**Items listed in a dataset:**
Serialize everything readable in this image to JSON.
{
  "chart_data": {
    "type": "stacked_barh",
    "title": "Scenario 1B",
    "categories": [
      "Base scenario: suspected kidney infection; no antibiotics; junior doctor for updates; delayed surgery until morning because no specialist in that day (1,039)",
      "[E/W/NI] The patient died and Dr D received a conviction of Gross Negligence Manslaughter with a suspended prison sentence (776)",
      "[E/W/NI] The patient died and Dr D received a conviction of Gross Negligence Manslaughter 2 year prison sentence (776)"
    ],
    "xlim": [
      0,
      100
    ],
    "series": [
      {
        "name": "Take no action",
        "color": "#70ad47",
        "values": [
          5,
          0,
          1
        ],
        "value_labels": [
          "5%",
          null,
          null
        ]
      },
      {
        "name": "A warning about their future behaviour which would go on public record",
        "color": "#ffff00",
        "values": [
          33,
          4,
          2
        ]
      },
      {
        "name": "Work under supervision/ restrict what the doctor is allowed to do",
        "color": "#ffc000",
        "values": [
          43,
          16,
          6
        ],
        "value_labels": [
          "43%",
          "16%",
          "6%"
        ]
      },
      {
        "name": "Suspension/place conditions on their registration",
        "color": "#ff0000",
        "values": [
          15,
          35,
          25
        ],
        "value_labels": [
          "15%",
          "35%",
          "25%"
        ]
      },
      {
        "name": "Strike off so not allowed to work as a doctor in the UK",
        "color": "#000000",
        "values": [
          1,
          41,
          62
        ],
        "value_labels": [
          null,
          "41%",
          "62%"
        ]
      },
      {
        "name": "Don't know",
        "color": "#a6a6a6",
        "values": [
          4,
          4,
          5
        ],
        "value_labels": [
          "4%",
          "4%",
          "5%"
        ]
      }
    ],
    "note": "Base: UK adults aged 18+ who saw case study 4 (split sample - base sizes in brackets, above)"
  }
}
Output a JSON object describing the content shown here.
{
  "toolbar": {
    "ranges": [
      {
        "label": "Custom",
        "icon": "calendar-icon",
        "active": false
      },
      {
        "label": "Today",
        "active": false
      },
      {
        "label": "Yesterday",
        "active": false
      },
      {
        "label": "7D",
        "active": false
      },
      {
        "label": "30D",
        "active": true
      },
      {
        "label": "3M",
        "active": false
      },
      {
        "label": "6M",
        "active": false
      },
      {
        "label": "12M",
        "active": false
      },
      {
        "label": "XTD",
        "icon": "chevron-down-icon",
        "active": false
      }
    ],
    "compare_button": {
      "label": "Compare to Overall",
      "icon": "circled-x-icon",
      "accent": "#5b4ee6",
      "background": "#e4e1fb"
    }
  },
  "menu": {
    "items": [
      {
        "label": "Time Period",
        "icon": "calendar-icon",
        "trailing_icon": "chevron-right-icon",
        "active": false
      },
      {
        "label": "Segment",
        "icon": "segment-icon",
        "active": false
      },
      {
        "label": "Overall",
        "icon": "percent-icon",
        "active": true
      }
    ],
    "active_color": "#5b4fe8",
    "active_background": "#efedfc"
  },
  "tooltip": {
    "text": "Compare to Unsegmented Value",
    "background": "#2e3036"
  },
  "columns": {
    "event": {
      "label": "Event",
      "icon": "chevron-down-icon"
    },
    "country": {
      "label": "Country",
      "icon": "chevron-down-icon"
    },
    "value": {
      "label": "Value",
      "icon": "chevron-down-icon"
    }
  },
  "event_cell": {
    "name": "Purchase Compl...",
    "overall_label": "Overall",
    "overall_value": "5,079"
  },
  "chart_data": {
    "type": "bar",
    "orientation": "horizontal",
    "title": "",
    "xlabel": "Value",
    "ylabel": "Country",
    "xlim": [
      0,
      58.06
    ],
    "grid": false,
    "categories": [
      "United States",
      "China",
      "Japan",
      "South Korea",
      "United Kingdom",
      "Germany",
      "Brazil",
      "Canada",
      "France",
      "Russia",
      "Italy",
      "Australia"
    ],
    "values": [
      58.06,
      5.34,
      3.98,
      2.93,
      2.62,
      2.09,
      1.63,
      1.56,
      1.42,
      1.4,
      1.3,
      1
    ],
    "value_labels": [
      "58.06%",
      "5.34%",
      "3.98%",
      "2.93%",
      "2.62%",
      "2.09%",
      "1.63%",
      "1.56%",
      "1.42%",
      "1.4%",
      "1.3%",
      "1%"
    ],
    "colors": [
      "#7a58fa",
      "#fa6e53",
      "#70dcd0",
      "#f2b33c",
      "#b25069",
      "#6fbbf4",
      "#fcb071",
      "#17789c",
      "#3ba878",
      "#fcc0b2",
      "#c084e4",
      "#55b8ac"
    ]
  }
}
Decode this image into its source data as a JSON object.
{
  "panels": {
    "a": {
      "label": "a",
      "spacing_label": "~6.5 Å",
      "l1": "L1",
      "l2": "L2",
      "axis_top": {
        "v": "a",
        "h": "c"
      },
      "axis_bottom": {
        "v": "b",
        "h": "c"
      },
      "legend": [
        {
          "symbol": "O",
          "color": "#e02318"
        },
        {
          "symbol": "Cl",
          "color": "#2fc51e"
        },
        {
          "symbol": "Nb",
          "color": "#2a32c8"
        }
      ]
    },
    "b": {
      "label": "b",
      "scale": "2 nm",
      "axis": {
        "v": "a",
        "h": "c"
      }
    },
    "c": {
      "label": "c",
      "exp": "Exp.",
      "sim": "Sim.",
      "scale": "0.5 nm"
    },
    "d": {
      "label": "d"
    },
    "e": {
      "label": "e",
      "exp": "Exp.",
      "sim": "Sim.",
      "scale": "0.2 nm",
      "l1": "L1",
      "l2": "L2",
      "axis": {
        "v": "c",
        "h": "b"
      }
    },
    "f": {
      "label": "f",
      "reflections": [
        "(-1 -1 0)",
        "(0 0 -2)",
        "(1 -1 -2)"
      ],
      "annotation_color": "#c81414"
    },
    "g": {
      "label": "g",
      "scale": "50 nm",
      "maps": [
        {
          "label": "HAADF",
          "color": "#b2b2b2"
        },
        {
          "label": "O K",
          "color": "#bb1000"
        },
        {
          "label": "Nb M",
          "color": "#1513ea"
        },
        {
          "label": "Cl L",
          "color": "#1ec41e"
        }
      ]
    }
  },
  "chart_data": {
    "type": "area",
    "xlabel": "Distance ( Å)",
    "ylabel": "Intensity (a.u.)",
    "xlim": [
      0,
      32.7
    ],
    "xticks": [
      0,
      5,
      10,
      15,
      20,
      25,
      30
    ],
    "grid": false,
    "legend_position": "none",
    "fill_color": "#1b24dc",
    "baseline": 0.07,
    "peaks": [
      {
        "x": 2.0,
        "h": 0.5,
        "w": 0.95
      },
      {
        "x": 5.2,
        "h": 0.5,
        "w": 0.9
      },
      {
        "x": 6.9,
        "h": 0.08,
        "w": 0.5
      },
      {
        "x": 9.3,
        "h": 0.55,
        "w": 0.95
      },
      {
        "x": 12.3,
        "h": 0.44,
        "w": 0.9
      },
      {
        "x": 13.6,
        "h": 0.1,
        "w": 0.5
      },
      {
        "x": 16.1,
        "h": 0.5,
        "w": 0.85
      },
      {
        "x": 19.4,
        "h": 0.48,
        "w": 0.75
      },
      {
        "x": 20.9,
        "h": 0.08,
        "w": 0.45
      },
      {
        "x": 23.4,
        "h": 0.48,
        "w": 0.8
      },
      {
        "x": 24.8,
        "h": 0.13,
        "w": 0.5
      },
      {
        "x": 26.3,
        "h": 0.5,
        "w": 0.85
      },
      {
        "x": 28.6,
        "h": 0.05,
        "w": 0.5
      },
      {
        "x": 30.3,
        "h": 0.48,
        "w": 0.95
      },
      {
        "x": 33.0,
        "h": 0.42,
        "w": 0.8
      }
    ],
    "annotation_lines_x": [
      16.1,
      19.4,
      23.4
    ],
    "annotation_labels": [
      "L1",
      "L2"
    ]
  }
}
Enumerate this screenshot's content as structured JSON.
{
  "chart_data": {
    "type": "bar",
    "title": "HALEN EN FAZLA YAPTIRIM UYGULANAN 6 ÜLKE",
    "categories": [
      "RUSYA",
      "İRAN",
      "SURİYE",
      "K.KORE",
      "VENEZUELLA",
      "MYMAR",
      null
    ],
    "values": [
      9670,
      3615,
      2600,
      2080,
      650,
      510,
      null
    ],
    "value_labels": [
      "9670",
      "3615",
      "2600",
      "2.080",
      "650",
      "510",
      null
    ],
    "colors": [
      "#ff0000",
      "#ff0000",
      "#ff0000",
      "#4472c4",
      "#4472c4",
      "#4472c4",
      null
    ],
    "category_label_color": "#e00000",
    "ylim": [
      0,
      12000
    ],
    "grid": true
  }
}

**Instructions for the task:** Copy each line from the data above that includes "conviction".

**Correct result:**
      "[E/W/NI] The patient died and Dr D received a conviction of Gross Negligence Manslaughter with a suspended prison sentence (776)",
      "[E/W/NI] The patient died and Dr D received a conviction of Gross Negligence Manslaughter 2 year prison sentence (776)"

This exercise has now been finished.